--- Given task ---
Copy each line where the word "Moving" occurs.

--- Figure record extracts ---
--- Start ---

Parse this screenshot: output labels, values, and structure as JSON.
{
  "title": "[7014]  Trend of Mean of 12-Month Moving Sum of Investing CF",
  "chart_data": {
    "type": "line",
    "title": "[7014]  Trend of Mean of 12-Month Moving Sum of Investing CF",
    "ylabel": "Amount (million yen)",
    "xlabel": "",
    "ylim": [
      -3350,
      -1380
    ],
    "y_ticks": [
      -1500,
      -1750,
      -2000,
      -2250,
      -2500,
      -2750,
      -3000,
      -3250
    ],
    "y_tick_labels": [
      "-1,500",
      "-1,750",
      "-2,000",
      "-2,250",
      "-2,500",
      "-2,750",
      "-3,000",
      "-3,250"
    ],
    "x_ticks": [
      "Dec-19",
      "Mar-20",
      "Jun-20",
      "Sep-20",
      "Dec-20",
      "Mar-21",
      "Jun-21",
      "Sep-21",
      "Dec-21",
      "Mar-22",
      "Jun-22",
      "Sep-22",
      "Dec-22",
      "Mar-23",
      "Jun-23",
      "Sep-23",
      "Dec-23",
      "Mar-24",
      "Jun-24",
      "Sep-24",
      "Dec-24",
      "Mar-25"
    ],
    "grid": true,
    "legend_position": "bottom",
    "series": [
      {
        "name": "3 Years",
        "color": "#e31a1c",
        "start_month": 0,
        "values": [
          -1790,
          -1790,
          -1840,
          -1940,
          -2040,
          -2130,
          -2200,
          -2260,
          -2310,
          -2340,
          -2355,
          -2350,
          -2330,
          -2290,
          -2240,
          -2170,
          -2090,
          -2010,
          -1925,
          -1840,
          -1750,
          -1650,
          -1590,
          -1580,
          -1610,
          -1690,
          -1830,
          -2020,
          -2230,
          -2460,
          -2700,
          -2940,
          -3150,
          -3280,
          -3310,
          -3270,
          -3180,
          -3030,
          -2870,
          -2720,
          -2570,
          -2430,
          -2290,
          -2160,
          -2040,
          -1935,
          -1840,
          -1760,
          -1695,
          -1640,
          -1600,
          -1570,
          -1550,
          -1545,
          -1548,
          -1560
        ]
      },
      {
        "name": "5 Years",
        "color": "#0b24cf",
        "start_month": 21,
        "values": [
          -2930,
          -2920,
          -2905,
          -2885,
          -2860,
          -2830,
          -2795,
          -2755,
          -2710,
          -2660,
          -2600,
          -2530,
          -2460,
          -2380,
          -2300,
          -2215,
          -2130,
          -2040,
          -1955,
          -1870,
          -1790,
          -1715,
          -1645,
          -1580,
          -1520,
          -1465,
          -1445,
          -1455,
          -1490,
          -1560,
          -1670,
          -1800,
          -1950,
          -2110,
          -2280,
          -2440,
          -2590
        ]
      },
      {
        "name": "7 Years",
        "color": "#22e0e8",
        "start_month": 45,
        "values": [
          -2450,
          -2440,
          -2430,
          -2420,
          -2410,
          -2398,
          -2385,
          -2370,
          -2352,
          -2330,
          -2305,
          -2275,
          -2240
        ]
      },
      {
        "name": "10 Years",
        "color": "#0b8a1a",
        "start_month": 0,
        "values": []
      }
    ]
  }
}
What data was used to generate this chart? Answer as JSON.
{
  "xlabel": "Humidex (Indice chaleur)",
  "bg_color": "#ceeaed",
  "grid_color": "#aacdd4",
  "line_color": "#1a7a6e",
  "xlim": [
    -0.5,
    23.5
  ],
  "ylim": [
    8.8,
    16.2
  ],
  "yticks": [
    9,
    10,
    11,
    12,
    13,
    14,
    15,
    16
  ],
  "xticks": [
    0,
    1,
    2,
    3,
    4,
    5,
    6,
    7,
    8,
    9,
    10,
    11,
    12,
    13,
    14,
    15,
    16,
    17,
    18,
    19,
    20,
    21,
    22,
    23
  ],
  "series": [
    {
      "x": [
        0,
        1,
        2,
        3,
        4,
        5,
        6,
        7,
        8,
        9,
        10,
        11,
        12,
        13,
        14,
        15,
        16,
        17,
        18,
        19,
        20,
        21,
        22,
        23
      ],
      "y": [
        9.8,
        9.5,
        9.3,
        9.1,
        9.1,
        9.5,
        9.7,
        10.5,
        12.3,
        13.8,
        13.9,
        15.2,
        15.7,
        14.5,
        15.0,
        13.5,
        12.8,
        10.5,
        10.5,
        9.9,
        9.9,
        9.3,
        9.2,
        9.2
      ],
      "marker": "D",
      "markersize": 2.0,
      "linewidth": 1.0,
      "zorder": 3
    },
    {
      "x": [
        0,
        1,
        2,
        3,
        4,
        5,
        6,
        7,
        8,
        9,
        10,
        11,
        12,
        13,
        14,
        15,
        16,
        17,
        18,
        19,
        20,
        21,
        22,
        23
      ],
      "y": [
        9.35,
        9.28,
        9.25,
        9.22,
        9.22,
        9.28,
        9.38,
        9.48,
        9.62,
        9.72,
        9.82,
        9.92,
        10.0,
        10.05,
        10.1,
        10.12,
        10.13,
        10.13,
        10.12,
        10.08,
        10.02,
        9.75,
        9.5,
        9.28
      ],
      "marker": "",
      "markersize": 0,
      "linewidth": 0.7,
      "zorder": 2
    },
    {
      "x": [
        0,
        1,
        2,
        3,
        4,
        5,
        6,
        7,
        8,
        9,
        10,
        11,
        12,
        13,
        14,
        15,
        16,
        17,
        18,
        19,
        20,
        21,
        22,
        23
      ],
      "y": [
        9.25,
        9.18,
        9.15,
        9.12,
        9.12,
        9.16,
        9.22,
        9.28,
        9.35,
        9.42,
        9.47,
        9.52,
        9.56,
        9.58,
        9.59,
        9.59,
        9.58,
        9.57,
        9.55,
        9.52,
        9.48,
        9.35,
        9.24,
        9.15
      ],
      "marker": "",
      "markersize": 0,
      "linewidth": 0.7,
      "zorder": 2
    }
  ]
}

--- End ---

--- Solution to the exercise ---
  "title": "[7014]  Trend of Mean of 12-Month Moving Sum of Investing CF",
    "title": "[7014]  Trend of Mean of 12-Month Moving Sum of Investing CF",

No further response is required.